- **Given problem**
Write out the data below exactly as given, without any of its pictures.

- **Data listing**
++++
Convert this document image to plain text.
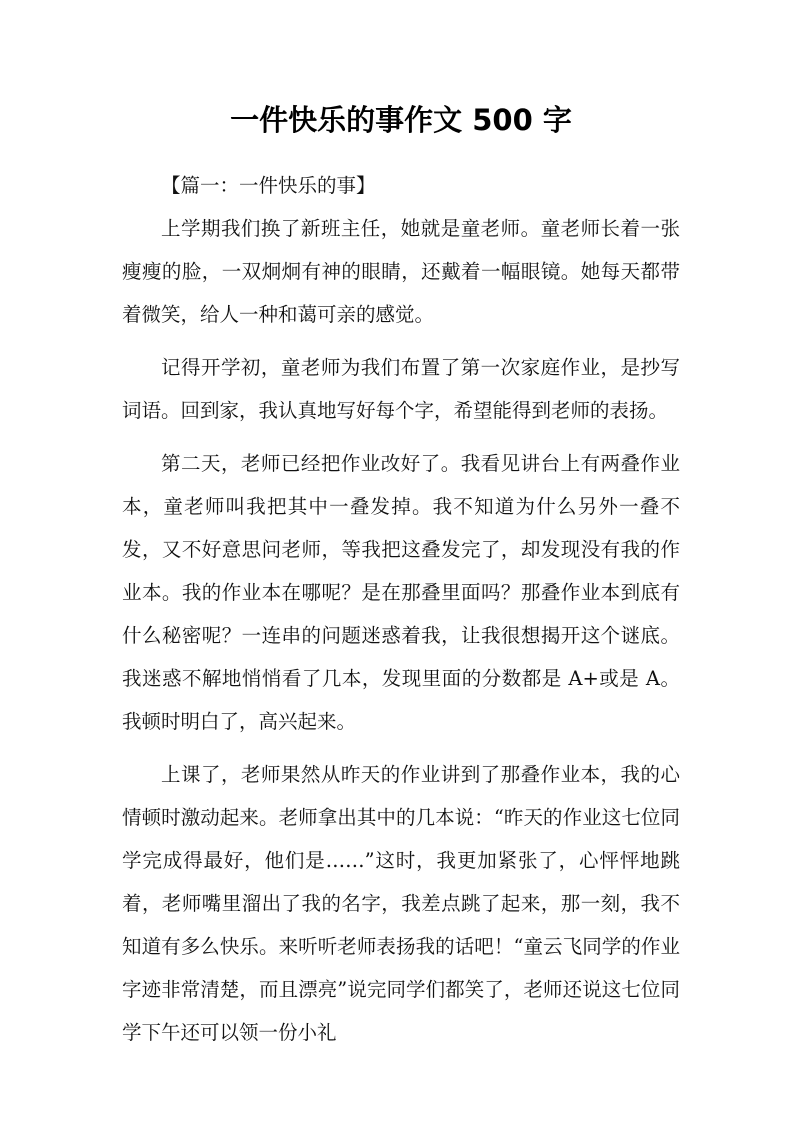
一件快乐的事作文 500 字
【篇一：一件快乐的事】

上学期我们换了新班主任，她就是童老师。童老师长着一张瘦瘦的脸，一双炯炯有神的眼睛，还戴着一幅眼镜。她每天都带着微笑，给人一种和蔼可亲的感觉。

记得开学初，童老师为我们布置了第一次家庭作业，是抄写词语。回到家，我认真地写好每个字，希望能得到老师的表扬。

第二天，老师已经把作业改好了。我看见讲台上有两叠作业本，童老师叫我把其中一叠发掉。我不知道为什么另外一叠不发，又不好意思问老师，等我把这叠发完了，却发现没有我的作业本。我的作业本在哪呢？是在那叠里面吗？那叠作业本到底有什么秘密呢？一连串的问题迷惑着我，让我很想揭开这个谜底。我迷惑不解地悄悄看了几本，发现里面的分数都是 A+或是 A。我顿时明白了，高兴起来。

上课了，老师果然从昨天的作业讲到了那叠作业本，我的心情顿时激动起来。老师拿出其中的几本说：“昨天的作业这七位同学完成得最好，他们是……”这时，我更加紧张了，心怦怦地跳着，老师嘴里溜出了我的名字，我差点跳了起来，那一刻，我不知道有多么快乐。来听听老师表扬我的话吧！“童云飞同学的作业字迹非常清楚，而且漂亮”说完同学们都笑了，老师还说这七位同学下午还可以领一份小礼
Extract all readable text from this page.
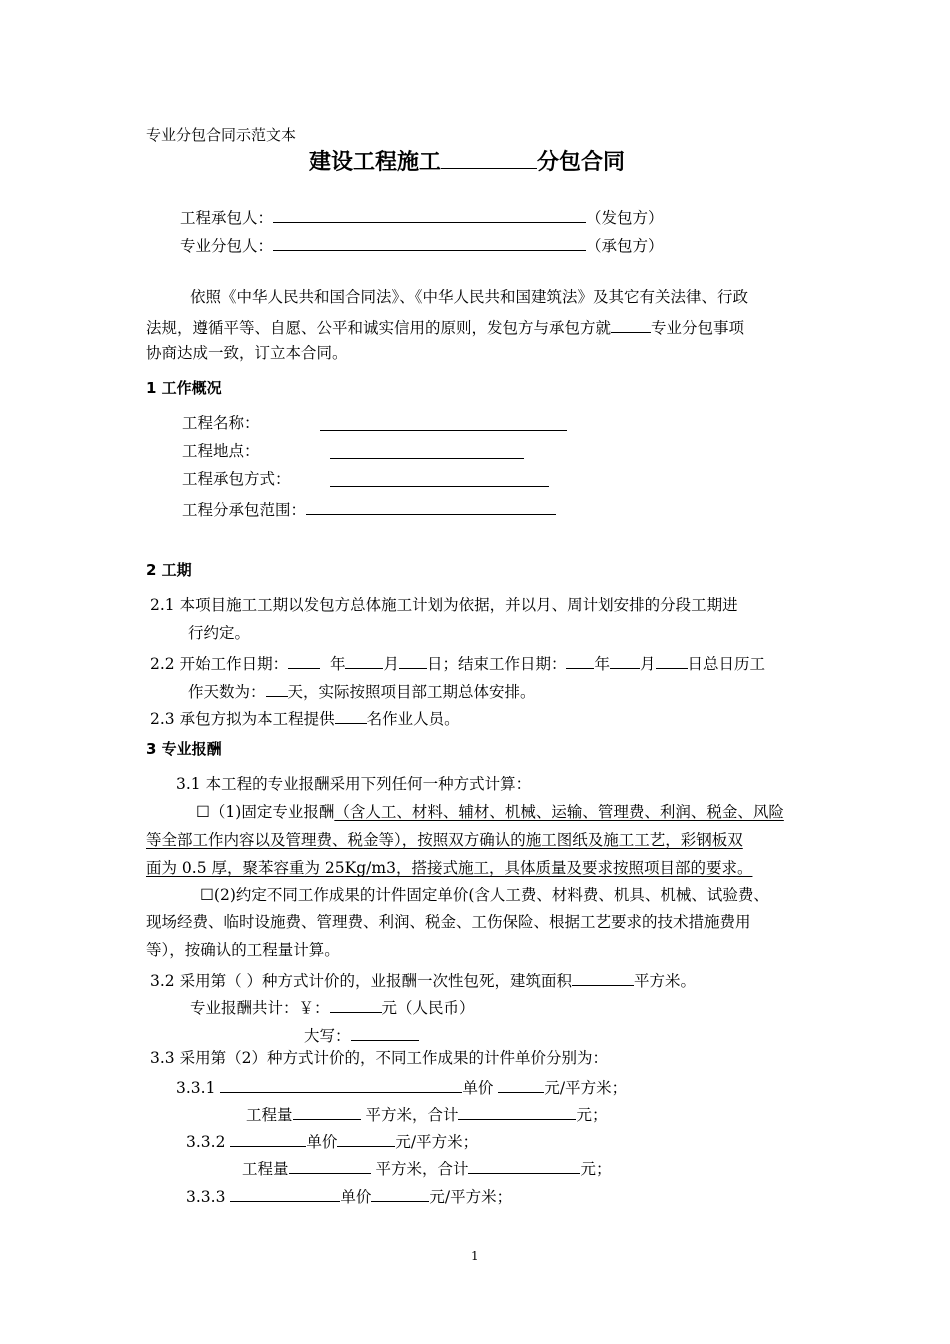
专业分包合同示范文本
建设工程施工	分包合同
工程承包人：	（发包方）
专业分包人：	（承包方）
依照《中华人民共和国合同法》、《中华人民共和国建筑法》及其它有关法律、行政
法规，遵循平等、自愿、公平和诚实信用的原则，发包方与承包方就	专业分包事项
协商达成一致，订立本合同。
1 工作概况
工程名称：
工程地点：
工程承包方式：
工程分承包范围：
2 工期
2.1 本项目施工工期以发包方总体施工计划为依据，并以月、周计划安排的分段工期进
行约定。
2.2 开始工作日期：	年 月 日；结束工作日期： 年 月 日总日历工
作天数为： 天，实际按照项目部工期总体安排。
2.3 承包方拟为本工程提供 名作业人员。
3 专业报酬
3.1 本工程的专业报酬采用下列任何一种方式计算：
☐（1)固定专业报酬（含人工、材料、辅材、机械、运输、管理费、利润、税金、风险
等全部工作内容以及管理费、税金等），按照双方确认的施工图纸及施工工艺，彩钢板双
面为 0.5 厚，聚苯容重为 25Kg/m3，搭接式施工，具体质量及要求按照项目部的要求。
☐(2)约定不同工作成果的计件固定单价(含人工费、材料费、机具、机械、试验费、
现场经费、临时设施费、管理费、利润、税金、工伤保险、根据工艺要求的技术措施费用
等），按确认的工程量计算。
3.2 采用第（ ）种方式计价的，业报酬一次性包死，建筑面积	平方米。
专业报酬共计：￥：	元（人民币）
大写：
3.3 采用第（2）种方式计价的，不同工作成果的计件单价分别为：
3.3.1	单价	元/平方米；
工程量	平方米，合计	元；
3.3.2	单价	元/平方米；
工程量	平方米，合计	元；
3.3.3	单价	元/平方米；
1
++++
- **Correct answer**
Convert this document image to plain text.
一件快乐的事作文 500 字
【篇一：一件快乐的事】

上学期我们换了新班主任，她就是童老师。童老师长着一张瘦瘦的脸，一双炯炯有神的眼睛，还戴着一幅眼镜。她每天都带着微笑，给人一种和蔼可亲的感觉。

记得开学初，童老师为我们布置了第一次家庭作业，是抄写词语。回到家，我认真地写好每个字，希望能得到老师的表扬。

第二天，老师已经把作业改好了。我看见讲台上有两叠作业本，童老师叫我把其中一叠发掉。我不知道为什么另外一叠不发，又不好意思问老师，等我把这叠发完了，却发现没有我的作业本。我的作业本在哪呢？是在那叠里面吗？那叠作业本到底有什么秘密呢？一连串的问题迷惑着我，让我很想揭开这个谜底。我迷惑不解地悄悄看了几本，发现里面的分数都是 A+或是 A。我顿时明白了，高兴起来。

上课了，老师果然从昨天的作业讲到了那叠作业本，我的心情顿时激动起来。老师拿出其中的几本说：“昨天的作业这七位同学完成得最好，他们是……”这时，我更加紧张了，心怦怦地跳着，老师嘴里溜出了我的名字，我差点跳了起来，那一刻，我不知道有多么快乐。来听听老师表扬我的话吧！“童云飞同学的作业字迹非常清楚，而且漂亮”说完同学们都笑了，老师还说这七位同学下午还可以领一份小礼
Extract all readable text from this page.
专业分包合同示范文本
建设工程施工	分包合同
工程承包人：	（发包方）
专业分包人：	（承包方）
依照《中华人民共和国合同法》、《中华人民共和国建筑法》及其它有关法律、行政
法规，遵循平等、自愿、公平和诚实信用的原则，发包方与承包方就	专业分包事项
协商达成一致，订立本合同。
1 工作概况
工程名称：
工程地点：
工程承包方式：
工程分承包范围：
2 工期
2.1 本项目施工工期以发包方总体施工计划为依据，并以月、周计划安排的分段工期进
行约定。
2.2 开始工作日期：	年 月 日；结束工作日期： 年 月 日总日历工
作天数为： 天，实际按照项目部工期总体安排。
2.3 承包方拟为本工程提供 名作业人员。
3 专业报酬
3.1 本工程的专业报酬采用下列任何一种方式计算：
☐（1)固定专业报酬（含人工、材料、辅材、机械、运输、管理费、利润、税金、风险
等全部工作内容以及管理费、税金等），按照双方确认的施工图纸及施工工艺，彩钢板双
面为 0.5 厚，聚苯容重为 25Kg/m3，搭接式施工，具体质量及要求按照项目部的要求。
☐(2)约定不同工作成果的计件固定单价(含人工费、材料费、机具、机械、试验费、
现场经费、临时设施费、管理费、利润、税金、工伤保险、根据工艺要求的技术措施费用
等），按确认的工程量计算。
3.2 采用第（ ）种方式计价的，业报酬一次性包死，建筑面积	平方米。
专业报酬共计：￥：	元（人民币）
大写：
3.3 采用第（2）种方式计价的，不同工作成果的计件单价分别为：
3.3.1	单价	元/平方米；
工程量	平方米，合计	元；
3.3.2	单价	元/平方米；
工程量	平方米，合计	元；
3.3.3	单价	元/平方米；
1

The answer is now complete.